**YOUR GOAL**
Skip the pictures. Transcribe the rest of the data below without changing a word.
########################################
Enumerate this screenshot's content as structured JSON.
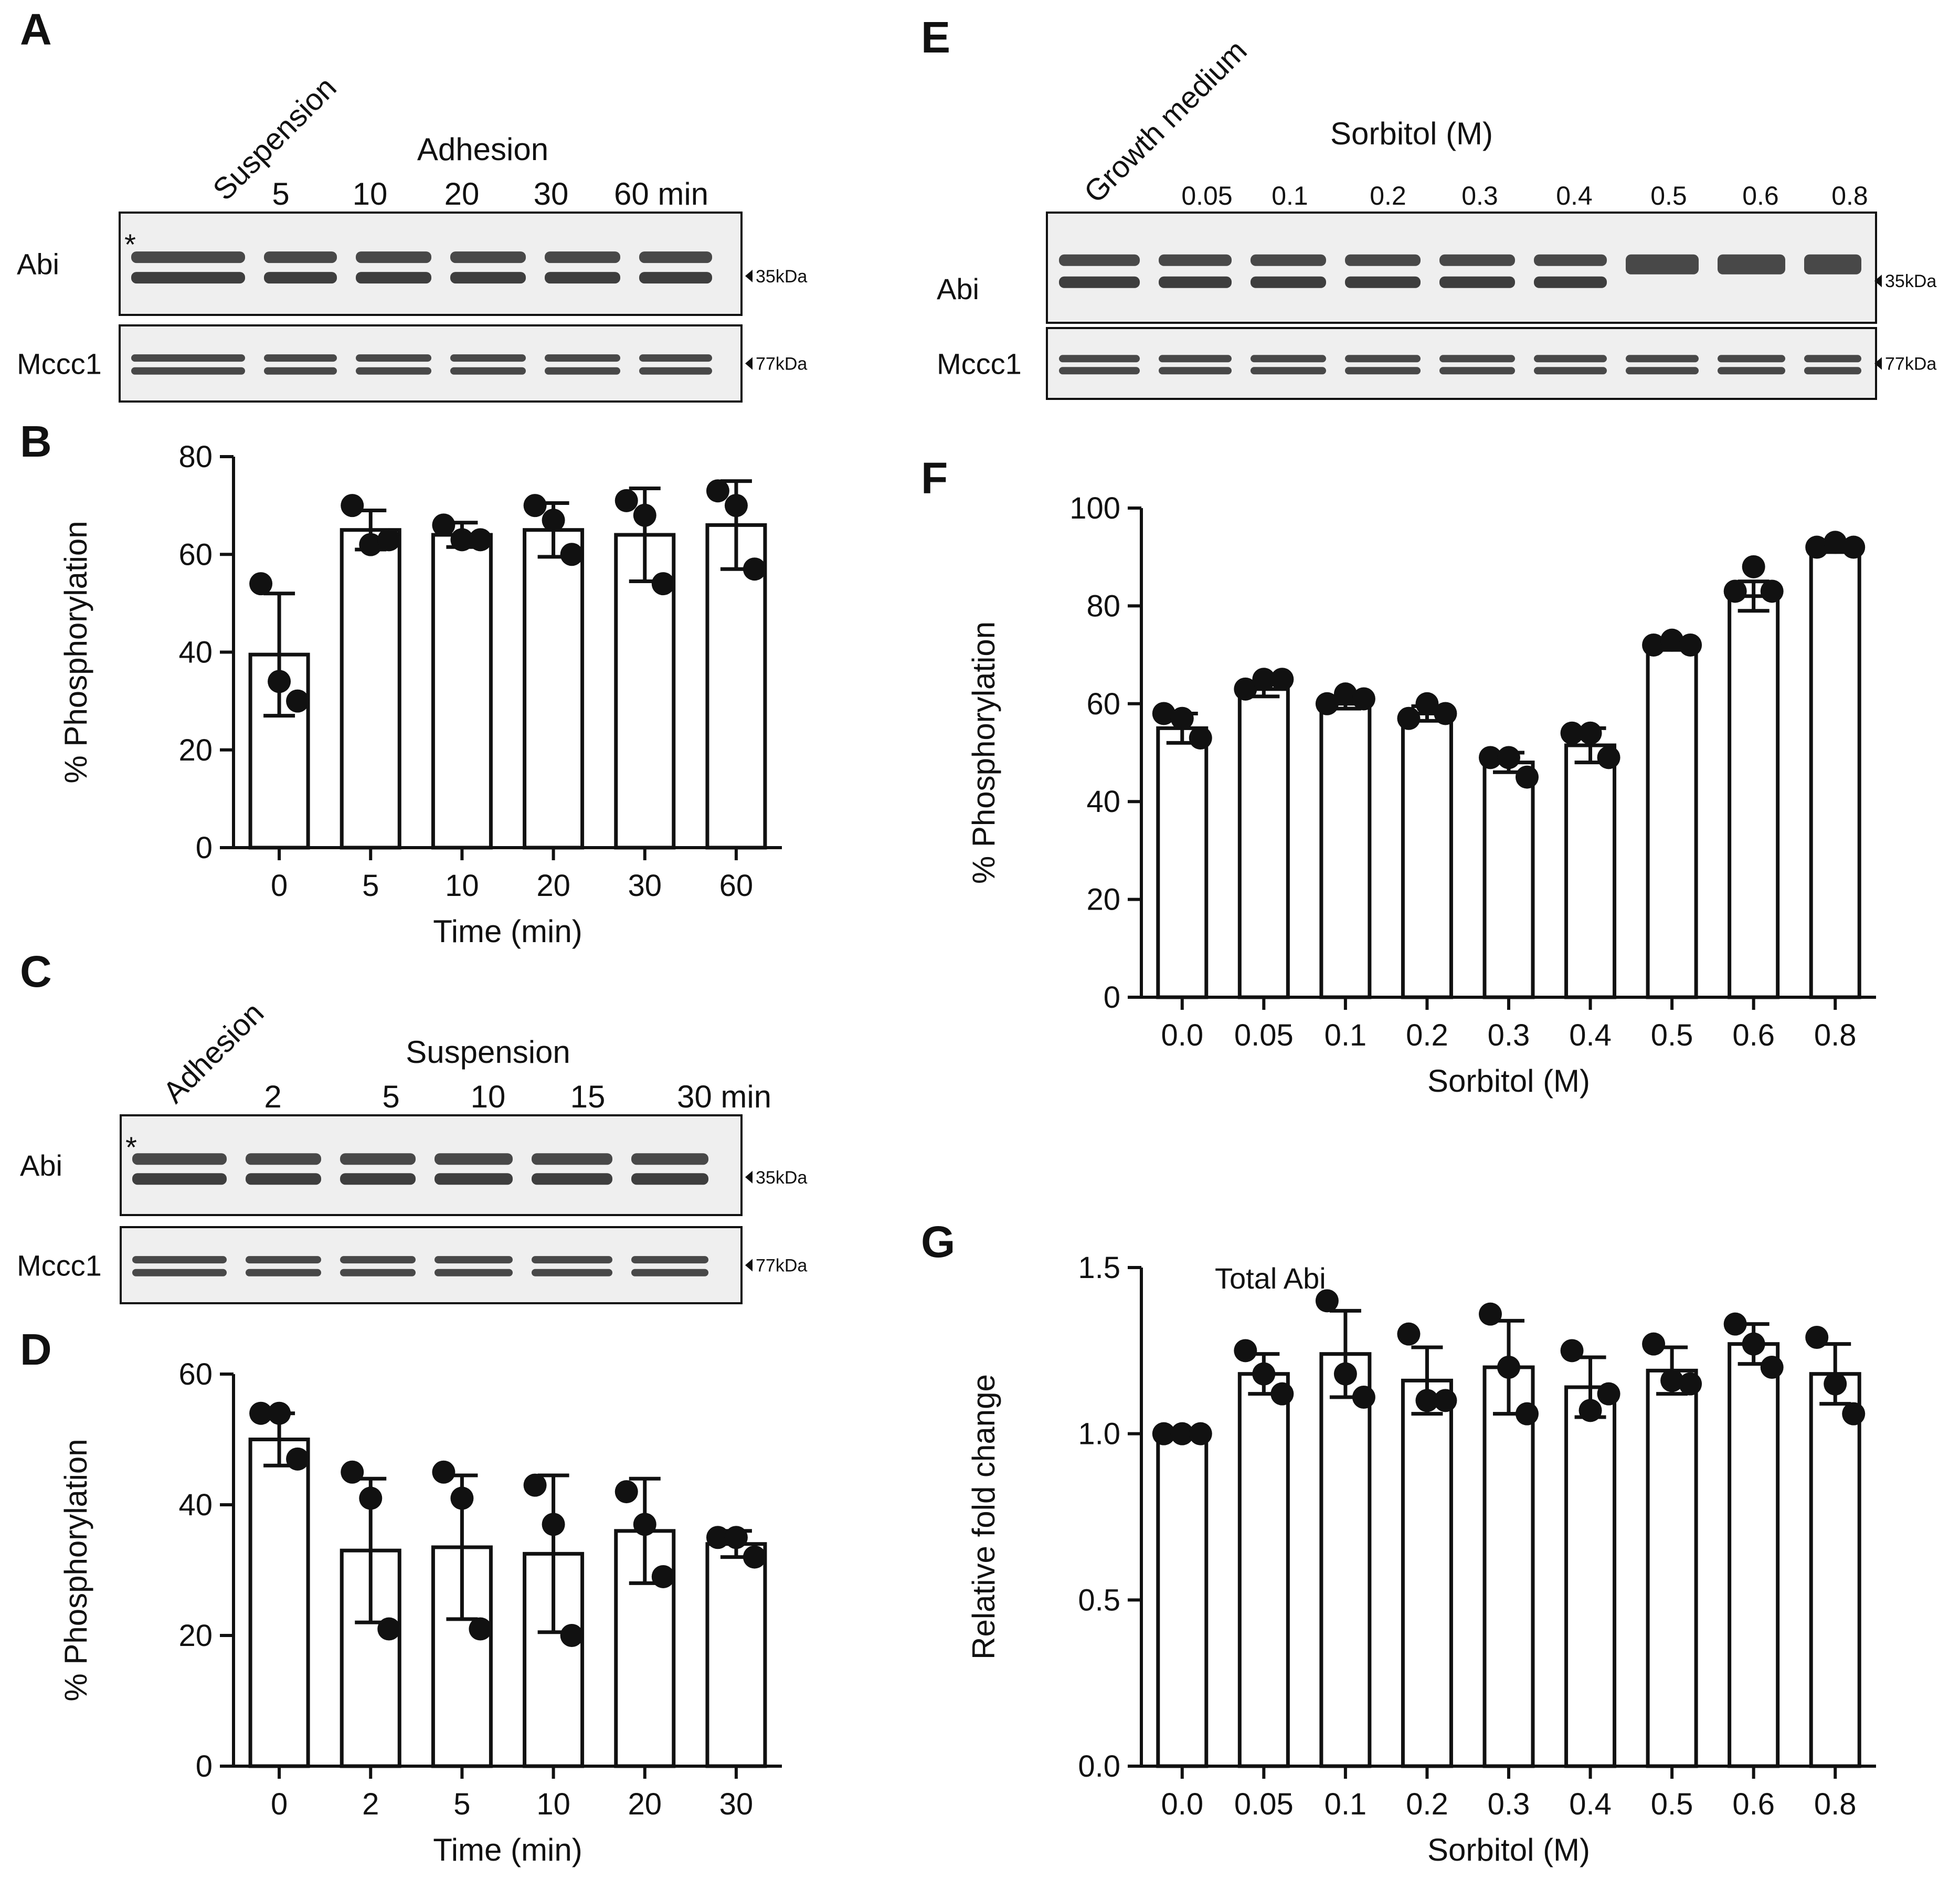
{
  "figure": {
    "colors": {
      "ink": "#111111",
      "bar_fill": "#ffffff",
      "blot_bg": "#efefef",
      "band": "#2a2a2a"
    }
  },
  "blots": [
    {
      "panel": "A",
      "left_label": "Suspension",
      "group_label": "Adhesion",
      "lanes": [
        "5",
        "10",
        "20",
        "30",
        "60 min"
      ],
      "rows": [
        {
          "name": "Abi",
          "marker": "35kDa",
          "asterisk": "*"
        },
        {
          "name": "Mccc1",
          "marker": "77kDa",
          "asterisk": ""
        }
      ]
    },
    {
      "panel": "C",
      "left_label": "Adhesion",
      "group_label": "Suspension",
      "lanes": [
        "2",
        "5",
        "10",
        "15",
        "30 min"
      ],
      "rows": [
        {
          "name": "Abi",
          "marker": "35kDa",
          "asterisk": "*"
        },
        {
          "name": "Mccc1",
          "marker": "77kDa",
          "asterisk": ""
        }
      ]
    },
    {
      "panel": "E",
      "left_label": "Growth medium",
      "group_label": "Sorbitol (M)",
      "lanes": [
        "0.05",
        "0.1",
        "0.2",
        "0.3",
        "0.4",
        "0.5",
        "0.6",
        "0.8"
      ],
      "rows": [
        {
          "name": "Abi",
          "marker": "35kDa",
          "asterisk": ""
        },
        {
          "name": "Mccc1",
          "marker": "77kDa",
          "asterisk": ""
        }
      ]
    }
  ],
  "chart_data": [
    {
      "panel": "B",
      "type": "bar",
      "title": "",
      "xlabel": "Time (min)",
      "ylabel": "% Phosphorylation",
      "categories": [
        "0",
        "5",
        "10",
        "20",
        "30",
        "60"
      ],
      "values": [
        39.5,
        65,
        64,
        65,
        64,
        66
      ],
      "error": [
        12.5,
        4,
        2.5,
        5.5,
        9.5,
        9
      ],
      "points": [
        [
          54,
          34,
          30
        ],
        [
          70,
          62,
          63
        ],
        [
          66,
          63,
          63
        ],
        [
          70,
          67,
          60
        ],
        [
          71,
          68,
          54
        ],
        [
          73,
          70,
          57
        ]
      ],
      "ylim": [
        0,
        80
      ],
      "yticks": [
        0,
        20,
        40,
        60,
        80
      ],
      "annotation": ""
    },
    {
      "panel": "D",
      "type": "bar",
      "title": "",
      "xlabel": "Time (min)",
      "ylabel": "% Phosphorylation",
      "categories": [
        "0",
        "2",
        "5",
        "10",
        "20",
        "30"
      ],
      "values": [
        50,
        33,
        33.5,
        32.5,
        36,
        34
      ],
      "error": [
        4,
        11,
        11,
        12,
        8,
        2
      ],
      "points": [
        [
          54,
          54,
          47
        ],
        [
          45,
          41,
          21
        ],
        [
          45,
          41,
          21
        ],
        [
          43,
          37,
          20
        ],
        [
          42,
          37,
          29
        ],
        [
          35,
          35,
          32
        ]
      ],
      "ylim": [
        0,
        60
      ],
      "yticks": [
        0,
        20,
        40,
        60
      ],
      "annotation": ""
    },
    {
      "panel": "F",
      "type": "bar",
      "title": "",
      "xlabel": "Sorbitol (M)",
      "ylabel": "% Phosphorylation",
      "categories": [
        "0.0",
        "0.05",
        "0.1",
        "0.2",
        "0.3",
        "0.4",
        "0.5",
        "0.6",
        "0.8"
      ],
      "values": [
        55,
        63,
        60,
        58,
        48,
        51.5,
        72,
        82,
        92
      ],
      "error": [
        3,
        1.5,
        1,
        1.5,
        2,
        3.5,
        1,
        3,
        1
      ],
      "points": [
        [
          58,
          57,
          53
        ],
        [
          63,
          65,
          65
        ],
        [
          60,
          62,
          61
        ],
        [
          57,
          60,
          58
        ],
        [
          49,
          49,
          45
        ],
        [
          54,
          54,
          49
        ],
        [
          72,
          73,
          72
        ],
        [
          83,
          88,
          83
        ],
        [
          92,
          93,
          92
        ]
      ],
      "ylim": [
        0,
        100
      ],
      "yticks": [
        0,
        20,
        40,
        60,
        80,
        100
      ],
      "annotation": ""
    },
    {
      "panel": "G",
      "type": "bar",
      "title": "",
      "xlabel": "Sorbitol (M)",
      "ylabel": "Relative fold change",
      "categories": [
        "0.0",
        "0.05",
        "0.1",
        "0.2",
        "0.3",
        "0.4",
        "0.5",
        "0.6",
        "0.8"
      ],
      "values": [
        1.0,
        1.18,
        1.24,
        1.16,
        1.2,
        1.14,
        1.19,
        1.27,
        1.18
      ],
      "error": [
        0.005,
        0.06,
        0.13,
        0.1,
        0.14,
        0.09,
        0.07,
        0.06,
        0.09
      ],
      "points": [
        [
          1.0,
          1.0,
          1.0
        ],
        [
          1.25,
          1.18,
          1.12
        ],
        [
          1.4,
          1.18,
          1.11
        ],
        [
          1.3,
          1.1,
          1.1
        ],
        [
          1.36,
          1.2,
          1.06
        ],
        [
          1.25,
          1.07,
          1.12
        ],
        [
          1.27,
          1.16,
          1.15
        ],
        [
          1.33,
          1.27,
          1.2
        ],
        [
          1.29,
          1.15,
          1.06
        ]
      ],
      "ylim": [
        0,
        1.5
      ],
      "yticks": [
        0.0,
        0.5,
        1.0,
        1.5
      ],
      "annotation": "Total Abi"
    }
  ]
}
########################################
**ANSWER TO THIS TASK**
Enumerate this screenshot's content as structured JSON.
{
  "figure": {
    "colors": {
      "ink": "#111111",
      "bar_fill": "#ffffff",
      "blot_bg": "#efefef",
      "band": "#2a2a2a"
    }
  },
  "blots": [
    {
      "panel": "A",
      "left_label": "Suspension",
      "group_label": "Adhesion",
      "lanes": [
        "5",
        "10",
        "20",
        "30",
        "60 min"
      ],
      "rows": [
        {
          "name": "Abi",
          "marker": "35kDa",
          "asterisk": "*"
        },
        {
          "name": "Mccc1",
          "marker": "77kDa",
          "asterisk": ""
        }
      ]
    },
    {
      "panel": "C",
      "left_label": "Adhesion",
      "group_label": "Suspension",
      "lanes": [
        "2",
        "5",
        "10",
        "15",
        "30 min"
      ],
      "rows": [
        {
          "name": "Abi",
          "marker": "35kDa",
          "asterisk": "*"
        },
        {
          "name": "Mccc1",
          "marker": "77kDa",
          "asterisk": ""
        }
      ]
    },
    {
      "panel": "E",
      "left_label": "Growth medium",
      "group_label": "Sorbitol (M)",
      "lanes": [
        "0.05",
        "0.1",
        "0.2",
        "0.3",
        "0.4",
        "0.5",
        "0.6",
        "0.8"
      ],
      "rows": [
        {
          "name": "Abi",
          "marker": "35kDa",
          "asterisk": ""
        },
        {
          "name": "Mccc1",
          "marker": "77kDa",
          "asterisk": ""
        }
      ]
    }
  ],
  "chart_data": [
    {
      "panel": "B",
      "type": "bar",
      "title": "",
      "xlabel": "Time (min)",
      "ylabel": "% Phosphorylation",
      "categories": [
        "0",
        "5",
        "10",
        "20",
        "30",
        "60"
      ],
      "values": [
        39.5,
        65,
        64,
        65,
        64,
        66
      ],
      "error": [
        12.5,
        4,
        2.5,
        5.5,
        9.5,
        9
      ],
      "points": [
        [
          54,
          34,
          30
        ],
        [
          70,
          62,
          63
        ],
        [
          66,
          63,
          63
        ],
        [
          70,
          67,
          60
        ],
        [
          71,
          68,
          54
        ],
        [
          73,
          70,
          57
        ]
      ],
      "ylim": [
        0,
        80
      ],
      "yticks": [
        0,
        20,
        40,
        60,
        80
      ],
      "annotation": ""
    },
    {
      "panel": "D",
      "type": "bar",
      "title": "",
      "xlabel": "Time (min)",
      "ylabel": "% Phosphorylation",
      "categories": [
        "0",
        "2",
        "5",
        "10",
        "20",
        "30"
      ],
      "values": [
        50,
        33,
        33.5,
        32.5,
        36,
        34
      ],
      "error": [
        4,
        11,
        11,
        12,
        8,
        2
      ],
      "points": [
        [
          54,
          54,
          47
        ],
        [
          45,
          41,
          21
        ],
        [
          45,
          41,
          21
        ],
        [
          43,
          37,
          20
        ],
        [
          42,
          37,
          29
        ],
        [
          35,
          35,
          32
        ]
      ],
      "ylim": [
        0,
        60
      ],
      "yticks": [
        0,
        20,
        40,
        60
      ],
      "annotation": ""
    },
    {
      "panel": "F",
      "type": "bar",
      "title": "",
      "xlabel": "Sorbitol (M)",
      "ylabel": "% Phosphorylation",
      "categories": [
        "0.0",
        "0.05",
        "0.1",
        "0.2",
        "0.3",
        "0.4",
        "0.5",
        "0.6",
        "0.8"
      ],
      "values": [
        55,
        63,
        60,
        58,
        48,
        51.5,
        72,
        82,
        92
      ],
      "error": [
        3,
        1.5,
        1,
        1.5,
        2,
        3.5,
        1,
        3,
        1
      ],
      "points": [
        [
          58,
          57,
          53
        ],
        [
          63,
          65,
          65
        ],
        [
          60,
          62,
          61
        ],
        [
          57,
          60,
          58
        ],
        [
          49,
          49,
          45
        ],
        [
          54,
          54,
          49
        ],
        [
          72,
          73,
          72
        ],
        [
          83,
          88,
          83
        ],
        [
          92,
          93,
          92
        ]
      ],
      "ylim": [
        0,
        100
      ],
      "yticks": [
        0,
        20,
        40,
        60,
        80,
        100
      ],
      "annotation": ""
    },
    {
      "panel": "G",
      "type": "bar",
      "title": "",
      "xlabel": "Sorbitol (M)",
      "ylabel": "Relative fold change",
      "categories": [
        "0.0",
        "0.05",
        "0.1",
        "0.2",
        "0.3",
        "0.4",
        "0.5",
        "0.6",
        "0.8"
      ],
      "values": [
        1.0,
        1.18,
        1.24,
        1.16,
        1.2,
        1.14,
        1.19,
        1.27,
        1.18
      ],
      "error": [
        0.005,
        0.06,
        0.13,
        0.1,
        0.14,
        0.09,
        0.07,
        0.06,
        0.09
      ],
      "points": [
        [
          1.0,
          1.0,
          1.0
        ],
        [
          1.25,
          1.18,
          1.12
        ],
        [
          1.4,
          1.18,
          1.11
        ],
        [
          1.3,
          1.1,
          1.1
        ],
        [
          1.36,
          1.2,
          1.06
        ],
        [
          1.25,
          1.07,
          1.12
        ],
        [
          1.27,
          1.16,
          1.15
        ],
        [
          1.33,
          1.27,
          1.2
        ],
        [
          1.29,
          1.15,
          1.06
        ]
      ],
      "ylim": [
        0,
        1.5
      ],
      "yticks": [
        0.0,
        0.5,
        1.0,
        1.5
      ],
      "annotation": "Total Abi"
    }
  ]
}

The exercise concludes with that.